»»

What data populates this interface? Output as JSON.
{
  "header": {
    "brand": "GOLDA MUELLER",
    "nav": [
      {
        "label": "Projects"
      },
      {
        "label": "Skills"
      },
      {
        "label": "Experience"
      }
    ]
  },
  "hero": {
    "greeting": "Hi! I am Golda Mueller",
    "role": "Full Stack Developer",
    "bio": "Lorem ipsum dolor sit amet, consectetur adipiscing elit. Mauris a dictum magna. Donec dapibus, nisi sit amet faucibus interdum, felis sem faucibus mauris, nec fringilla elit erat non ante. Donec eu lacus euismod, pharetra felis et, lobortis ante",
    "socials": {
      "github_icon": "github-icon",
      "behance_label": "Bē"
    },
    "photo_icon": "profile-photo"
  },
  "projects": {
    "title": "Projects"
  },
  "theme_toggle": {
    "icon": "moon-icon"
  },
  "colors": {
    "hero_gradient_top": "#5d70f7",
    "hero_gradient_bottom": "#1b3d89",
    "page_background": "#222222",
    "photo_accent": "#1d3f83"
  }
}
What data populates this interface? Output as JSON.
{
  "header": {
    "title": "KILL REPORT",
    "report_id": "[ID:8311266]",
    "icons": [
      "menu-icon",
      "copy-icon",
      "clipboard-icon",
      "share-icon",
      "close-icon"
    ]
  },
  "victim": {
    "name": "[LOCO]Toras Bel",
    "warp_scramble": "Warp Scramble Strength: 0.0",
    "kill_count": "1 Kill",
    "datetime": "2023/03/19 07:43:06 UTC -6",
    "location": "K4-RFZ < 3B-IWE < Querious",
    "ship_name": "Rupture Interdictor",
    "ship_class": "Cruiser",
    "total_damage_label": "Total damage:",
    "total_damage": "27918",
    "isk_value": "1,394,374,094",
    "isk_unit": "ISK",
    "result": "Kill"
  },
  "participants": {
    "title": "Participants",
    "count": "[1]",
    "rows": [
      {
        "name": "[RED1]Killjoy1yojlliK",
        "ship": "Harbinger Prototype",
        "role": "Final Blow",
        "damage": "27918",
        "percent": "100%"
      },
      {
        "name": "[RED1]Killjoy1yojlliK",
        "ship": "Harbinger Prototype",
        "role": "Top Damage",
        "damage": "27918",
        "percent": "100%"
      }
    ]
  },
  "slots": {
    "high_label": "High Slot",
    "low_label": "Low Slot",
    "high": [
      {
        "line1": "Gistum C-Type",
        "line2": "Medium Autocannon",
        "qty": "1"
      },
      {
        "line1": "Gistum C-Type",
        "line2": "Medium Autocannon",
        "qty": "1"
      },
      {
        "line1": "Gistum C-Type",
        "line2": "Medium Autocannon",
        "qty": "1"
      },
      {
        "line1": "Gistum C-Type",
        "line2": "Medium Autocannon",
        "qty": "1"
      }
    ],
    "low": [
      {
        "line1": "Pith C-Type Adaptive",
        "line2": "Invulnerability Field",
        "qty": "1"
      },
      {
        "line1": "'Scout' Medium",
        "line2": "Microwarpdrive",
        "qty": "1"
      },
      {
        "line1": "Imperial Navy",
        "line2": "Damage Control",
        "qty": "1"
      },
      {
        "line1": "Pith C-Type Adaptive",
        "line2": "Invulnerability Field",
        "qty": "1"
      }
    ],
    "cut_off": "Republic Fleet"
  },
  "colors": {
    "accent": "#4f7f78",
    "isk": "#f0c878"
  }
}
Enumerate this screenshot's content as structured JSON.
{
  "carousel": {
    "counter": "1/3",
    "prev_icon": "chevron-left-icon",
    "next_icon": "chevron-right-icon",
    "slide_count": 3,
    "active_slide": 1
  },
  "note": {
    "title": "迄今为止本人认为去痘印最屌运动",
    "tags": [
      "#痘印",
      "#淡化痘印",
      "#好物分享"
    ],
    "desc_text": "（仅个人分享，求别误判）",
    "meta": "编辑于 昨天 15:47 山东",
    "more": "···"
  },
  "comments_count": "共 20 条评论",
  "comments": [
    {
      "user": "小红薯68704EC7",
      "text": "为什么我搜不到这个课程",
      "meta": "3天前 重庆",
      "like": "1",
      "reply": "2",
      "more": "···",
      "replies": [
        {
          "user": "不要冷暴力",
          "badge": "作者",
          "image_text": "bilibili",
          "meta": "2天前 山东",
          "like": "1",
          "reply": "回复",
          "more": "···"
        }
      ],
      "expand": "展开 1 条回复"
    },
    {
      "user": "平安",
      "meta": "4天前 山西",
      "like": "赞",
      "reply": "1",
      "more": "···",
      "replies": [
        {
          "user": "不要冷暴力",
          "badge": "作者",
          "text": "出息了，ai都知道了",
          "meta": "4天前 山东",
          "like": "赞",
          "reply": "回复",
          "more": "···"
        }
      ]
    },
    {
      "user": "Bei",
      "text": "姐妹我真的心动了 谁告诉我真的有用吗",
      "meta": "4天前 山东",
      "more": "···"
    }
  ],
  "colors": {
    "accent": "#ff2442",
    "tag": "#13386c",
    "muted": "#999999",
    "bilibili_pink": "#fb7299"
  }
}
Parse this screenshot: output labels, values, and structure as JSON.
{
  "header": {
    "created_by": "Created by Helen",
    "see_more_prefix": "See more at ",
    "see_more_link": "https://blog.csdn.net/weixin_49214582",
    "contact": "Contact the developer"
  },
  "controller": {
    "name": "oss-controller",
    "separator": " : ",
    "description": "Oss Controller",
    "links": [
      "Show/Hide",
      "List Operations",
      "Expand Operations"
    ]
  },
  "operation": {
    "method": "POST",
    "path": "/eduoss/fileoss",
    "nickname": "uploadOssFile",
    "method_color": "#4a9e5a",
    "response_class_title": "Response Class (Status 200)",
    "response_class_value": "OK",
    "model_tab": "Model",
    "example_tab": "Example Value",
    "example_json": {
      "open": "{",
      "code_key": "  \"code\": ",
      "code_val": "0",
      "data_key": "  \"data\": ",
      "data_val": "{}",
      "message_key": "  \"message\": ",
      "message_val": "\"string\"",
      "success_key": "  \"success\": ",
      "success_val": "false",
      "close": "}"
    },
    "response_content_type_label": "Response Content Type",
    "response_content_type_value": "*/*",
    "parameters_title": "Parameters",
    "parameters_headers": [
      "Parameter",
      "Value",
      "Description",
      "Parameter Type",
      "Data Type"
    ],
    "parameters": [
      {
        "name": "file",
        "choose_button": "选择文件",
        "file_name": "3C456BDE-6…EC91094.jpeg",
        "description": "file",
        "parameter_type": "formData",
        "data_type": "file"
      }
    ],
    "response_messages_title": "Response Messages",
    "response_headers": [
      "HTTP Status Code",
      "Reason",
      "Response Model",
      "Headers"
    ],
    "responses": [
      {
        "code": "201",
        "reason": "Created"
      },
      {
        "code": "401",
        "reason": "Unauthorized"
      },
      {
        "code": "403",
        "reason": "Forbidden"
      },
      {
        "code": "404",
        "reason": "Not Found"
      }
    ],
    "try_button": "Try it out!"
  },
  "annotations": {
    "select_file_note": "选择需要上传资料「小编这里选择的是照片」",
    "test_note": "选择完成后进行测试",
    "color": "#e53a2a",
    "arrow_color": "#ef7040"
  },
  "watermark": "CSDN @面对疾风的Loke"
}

««

> **Exercise**
Report how many lines of the listing hold the word "screenshot", with nothing but the number.

> **Output for this task**
2